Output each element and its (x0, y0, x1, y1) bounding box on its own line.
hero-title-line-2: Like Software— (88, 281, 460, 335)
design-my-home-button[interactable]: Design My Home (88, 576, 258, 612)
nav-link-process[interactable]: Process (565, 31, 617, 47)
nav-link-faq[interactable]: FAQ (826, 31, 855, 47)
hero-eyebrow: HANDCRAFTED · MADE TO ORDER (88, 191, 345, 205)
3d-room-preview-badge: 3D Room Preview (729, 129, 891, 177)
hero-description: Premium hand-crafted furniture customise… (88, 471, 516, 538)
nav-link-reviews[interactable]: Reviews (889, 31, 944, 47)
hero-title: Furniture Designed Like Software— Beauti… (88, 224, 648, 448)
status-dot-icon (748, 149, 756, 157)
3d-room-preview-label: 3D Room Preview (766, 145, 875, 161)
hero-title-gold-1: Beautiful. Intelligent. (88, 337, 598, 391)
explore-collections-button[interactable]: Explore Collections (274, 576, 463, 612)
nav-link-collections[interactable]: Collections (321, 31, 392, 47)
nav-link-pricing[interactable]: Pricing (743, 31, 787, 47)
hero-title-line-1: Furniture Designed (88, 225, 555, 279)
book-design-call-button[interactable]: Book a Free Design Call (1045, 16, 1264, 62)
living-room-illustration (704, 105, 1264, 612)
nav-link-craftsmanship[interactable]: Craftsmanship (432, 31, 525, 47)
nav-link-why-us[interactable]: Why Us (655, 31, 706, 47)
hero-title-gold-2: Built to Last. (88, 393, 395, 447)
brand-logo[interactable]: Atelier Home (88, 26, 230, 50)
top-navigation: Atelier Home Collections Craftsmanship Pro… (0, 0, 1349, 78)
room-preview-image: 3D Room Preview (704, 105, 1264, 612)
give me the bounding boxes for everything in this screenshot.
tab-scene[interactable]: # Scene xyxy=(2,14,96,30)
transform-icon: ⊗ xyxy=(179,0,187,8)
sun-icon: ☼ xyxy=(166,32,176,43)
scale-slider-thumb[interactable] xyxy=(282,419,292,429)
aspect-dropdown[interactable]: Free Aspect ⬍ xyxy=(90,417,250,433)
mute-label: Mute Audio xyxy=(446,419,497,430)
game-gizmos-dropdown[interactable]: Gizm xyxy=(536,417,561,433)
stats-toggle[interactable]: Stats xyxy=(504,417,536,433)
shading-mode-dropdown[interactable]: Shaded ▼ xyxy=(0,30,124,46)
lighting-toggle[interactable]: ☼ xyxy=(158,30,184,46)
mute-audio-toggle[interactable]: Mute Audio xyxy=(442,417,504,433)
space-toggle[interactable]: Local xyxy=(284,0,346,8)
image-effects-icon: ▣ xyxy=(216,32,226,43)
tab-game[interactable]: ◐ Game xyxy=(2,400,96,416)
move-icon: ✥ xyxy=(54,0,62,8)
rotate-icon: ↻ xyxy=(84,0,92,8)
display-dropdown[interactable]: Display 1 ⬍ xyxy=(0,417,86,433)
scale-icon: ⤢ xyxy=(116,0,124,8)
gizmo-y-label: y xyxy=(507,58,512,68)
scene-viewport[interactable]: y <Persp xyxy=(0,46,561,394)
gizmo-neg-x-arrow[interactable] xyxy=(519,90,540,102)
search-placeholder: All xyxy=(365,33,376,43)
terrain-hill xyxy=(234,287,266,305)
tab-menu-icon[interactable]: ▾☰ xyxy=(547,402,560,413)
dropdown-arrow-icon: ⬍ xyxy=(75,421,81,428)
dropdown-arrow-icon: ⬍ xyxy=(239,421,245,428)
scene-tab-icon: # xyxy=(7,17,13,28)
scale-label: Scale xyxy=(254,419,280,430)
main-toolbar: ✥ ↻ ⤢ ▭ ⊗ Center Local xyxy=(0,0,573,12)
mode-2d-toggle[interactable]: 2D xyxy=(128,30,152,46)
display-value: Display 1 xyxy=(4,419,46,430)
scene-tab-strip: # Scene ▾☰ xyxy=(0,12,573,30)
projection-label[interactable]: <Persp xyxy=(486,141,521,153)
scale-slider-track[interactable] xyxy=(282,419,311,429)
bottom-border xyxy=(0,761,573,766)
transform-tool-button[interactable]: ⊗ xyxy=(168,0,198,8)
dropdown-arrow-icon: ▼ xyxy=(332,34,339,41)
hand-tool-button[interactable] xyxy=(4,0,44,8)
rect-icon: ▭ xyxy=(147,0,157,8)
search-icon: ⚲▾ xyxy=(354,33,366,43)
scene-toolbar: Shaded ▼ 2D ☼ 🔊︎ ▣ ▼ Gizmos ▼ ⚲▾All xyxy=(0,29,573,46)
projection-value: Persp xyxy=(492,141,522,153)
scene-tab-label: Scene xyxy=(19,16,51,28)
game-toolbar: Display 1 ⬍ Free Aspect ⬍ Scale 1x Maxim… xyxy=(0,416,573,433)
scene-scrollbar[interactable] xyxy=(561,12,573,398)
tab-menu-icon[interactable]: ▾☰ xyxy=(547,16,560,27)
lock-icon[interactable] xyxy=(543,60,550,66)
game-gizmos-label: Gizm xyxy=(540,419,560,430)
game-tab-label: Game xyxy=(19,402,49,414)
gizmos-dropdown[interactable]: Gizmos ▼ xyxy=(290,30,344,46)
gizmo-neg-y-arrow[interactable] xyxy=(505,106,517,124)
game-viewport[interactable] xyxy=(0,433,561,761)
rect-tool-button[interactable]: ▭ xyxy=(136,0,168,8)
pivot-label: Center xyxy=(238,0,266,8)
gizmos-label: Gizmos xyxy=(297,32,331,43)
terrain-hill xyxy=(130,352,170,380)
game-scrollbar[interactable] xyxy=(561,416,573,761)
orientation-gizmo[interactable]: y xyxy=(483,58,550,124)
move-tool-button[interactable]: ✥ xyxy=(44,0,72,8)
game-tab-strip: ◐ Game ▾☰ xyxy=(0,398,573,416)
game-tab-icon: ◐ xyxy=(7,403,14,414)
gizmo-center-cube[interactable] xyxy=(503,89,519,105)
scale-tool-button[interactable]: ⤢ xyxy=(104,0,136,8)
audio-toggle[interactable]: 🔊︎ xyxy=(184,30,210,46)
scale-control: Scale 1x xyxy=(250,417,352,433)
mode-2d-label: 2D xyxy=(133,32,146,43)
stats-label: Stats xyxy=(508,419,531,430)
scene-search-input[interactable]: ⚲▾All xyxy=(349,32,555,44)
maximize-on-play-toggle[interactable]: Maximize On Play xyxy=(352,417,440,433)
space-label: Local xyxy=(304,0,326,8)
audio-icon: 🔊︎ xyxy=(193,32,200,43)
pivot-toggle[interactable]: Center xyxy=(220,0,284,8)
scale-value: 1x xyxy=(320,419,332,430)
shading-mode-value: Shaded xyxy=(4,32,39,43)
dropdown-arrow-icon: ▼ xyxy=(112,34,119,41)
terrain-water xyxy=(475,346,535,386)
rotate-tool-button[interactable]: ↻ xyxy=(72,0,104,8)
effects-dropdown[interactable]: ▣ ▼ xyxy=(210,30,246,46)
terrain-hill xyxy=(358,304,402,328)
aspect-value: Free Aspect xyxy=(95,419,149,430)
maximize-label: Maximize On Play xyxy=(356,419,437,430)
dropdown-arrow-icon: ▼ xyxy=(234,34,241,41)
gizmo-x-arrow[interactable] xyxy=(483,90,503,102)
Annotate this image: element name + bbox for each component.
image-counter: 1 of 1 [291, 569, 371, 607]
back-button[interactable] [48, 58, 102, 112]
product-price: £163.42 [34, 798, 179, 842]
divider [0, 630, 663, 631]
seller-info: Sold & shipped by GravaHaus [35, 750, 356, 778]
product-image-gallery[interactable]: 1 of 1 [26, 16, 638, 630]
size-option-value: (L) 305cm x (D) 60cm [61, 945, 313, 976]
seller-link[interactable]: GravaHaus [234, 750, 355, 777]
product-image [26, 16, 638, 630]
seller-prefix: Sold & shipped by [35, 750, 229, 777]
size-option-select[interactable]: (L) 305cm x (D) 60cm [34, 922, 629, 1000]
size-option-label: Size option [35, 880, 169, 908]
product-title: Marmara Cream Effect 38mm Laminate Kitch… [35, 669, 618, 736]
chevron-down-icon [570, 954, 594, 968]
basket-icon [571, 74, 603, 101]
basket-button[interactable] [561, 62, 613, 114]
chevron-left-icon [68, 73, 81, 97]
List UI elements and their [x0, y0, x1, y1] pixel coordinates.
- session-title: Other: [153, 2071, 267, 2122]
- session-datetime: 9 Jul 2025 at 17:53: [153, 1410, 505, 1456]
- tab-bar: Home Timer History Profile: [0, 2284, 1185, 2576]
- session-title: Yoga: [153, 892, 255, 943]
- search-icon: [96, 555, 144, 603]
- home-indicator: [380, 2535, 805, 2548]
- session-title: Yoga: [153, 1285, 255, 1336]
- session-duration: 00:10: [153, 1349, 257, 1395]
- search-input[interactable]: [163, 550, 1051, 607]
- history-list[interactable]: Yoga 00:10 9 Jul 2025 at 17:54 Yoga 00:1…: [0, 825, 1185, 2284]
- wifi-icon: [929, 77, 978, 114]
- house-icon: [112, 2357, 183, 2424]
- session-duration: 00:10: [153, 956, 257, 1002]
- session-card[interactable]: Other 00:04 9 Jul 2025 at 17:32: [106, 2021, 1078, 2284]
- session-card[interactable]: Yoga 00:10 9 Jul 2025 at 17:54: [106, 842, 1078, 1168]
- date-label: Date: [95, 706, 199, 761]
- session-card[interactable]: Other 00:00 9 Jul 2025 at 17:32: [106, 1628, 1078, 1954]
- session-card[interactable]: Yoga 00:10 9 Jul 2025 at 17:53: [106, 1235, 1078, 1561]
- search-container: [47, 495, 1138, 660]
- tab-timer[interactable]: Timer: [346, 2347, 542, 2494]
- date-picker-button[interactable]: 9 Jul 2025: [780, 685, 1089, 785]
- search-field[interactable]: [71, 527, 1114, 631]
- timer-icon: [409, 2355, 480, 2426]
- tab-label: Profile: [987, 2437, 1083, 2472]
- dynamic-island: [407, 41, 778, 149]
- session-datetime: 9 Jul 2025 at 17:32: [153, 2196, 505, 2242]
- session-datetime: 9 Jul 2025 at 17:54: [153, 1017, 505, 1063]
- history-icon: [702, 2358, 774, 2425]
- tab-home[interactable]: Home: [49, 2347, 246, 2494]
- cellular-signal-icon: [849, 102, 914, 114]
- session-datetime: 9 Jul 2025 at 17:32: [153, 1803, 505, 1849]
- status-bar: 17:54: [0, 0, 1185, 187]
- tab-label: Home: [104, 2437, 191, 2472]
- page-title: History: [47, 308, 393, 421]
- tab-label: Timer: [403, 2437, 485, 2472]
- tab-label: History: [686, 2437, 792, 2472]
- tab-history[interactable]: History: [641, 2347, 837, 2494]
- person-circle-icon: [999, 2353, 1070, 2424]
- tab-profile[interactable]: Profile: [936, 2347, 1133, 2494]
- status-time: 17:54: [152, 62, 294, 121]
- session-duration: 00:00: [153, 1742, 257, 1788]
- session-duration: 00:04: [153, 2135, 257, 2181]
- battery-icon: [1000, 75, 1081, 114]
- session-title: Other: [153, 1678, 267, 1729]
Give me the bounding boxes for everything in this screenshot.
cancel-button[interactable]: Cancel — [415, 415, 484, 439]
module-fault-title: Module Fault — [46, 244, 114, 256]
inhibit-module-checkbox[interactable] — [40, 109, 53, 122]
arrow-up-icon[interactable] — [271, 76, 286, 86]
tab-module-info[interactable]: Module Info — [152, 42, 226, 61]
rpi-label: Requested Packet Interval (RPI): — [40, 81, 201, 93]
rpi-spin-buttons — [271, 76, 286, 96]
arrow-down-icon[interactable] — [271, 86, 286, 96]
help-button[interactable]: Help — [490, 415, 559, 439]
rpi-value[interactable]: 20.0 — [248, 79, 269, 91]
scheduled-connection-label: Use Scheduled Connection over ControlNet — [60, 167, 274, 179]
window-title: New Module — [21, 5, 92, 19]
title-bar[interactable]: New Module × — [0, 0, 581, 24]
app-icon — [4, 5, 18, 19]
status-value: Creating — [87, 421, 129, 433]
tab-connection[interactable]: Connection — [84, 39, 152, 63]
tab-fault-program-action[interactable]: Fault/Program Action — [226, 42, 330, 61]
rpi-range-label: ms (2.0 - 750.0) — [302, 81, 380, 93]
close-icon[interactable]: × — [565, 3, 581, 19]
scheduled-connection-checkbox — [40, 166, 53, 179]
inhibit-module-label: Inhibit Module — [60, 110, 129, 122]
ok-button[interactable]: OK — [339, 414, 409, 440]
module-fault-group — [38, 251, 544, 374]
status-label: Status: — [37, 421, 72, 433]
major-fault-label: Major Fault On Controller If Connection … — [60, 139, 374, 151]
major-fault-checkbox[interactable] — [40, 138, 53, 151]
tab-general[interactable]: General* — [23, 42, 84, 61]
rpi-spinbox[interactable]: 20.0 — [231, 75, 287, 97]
══════════
# EXERCISE DESCRIPTION:
Copy the entries word for word, beginning with the first line and continuing through the line that contains "nav-link-faq[interactable]: FAQ (826, 31, 855, 47)", both included.

# WRITTEN REPLY:
Output each element and its (x0, y0, x1, y1) bounding box on its own line.
hero-title-line-2: Like Software— (88, 281, 460, 335)
design-my-home-button[interactable]: Design My Home (88, 576, 258, 612)
nav-link-process[interactable]: Process (565, 31, 617, 47)
nav-link-faq[interactable]: FAQ (826, 31, 855, 47)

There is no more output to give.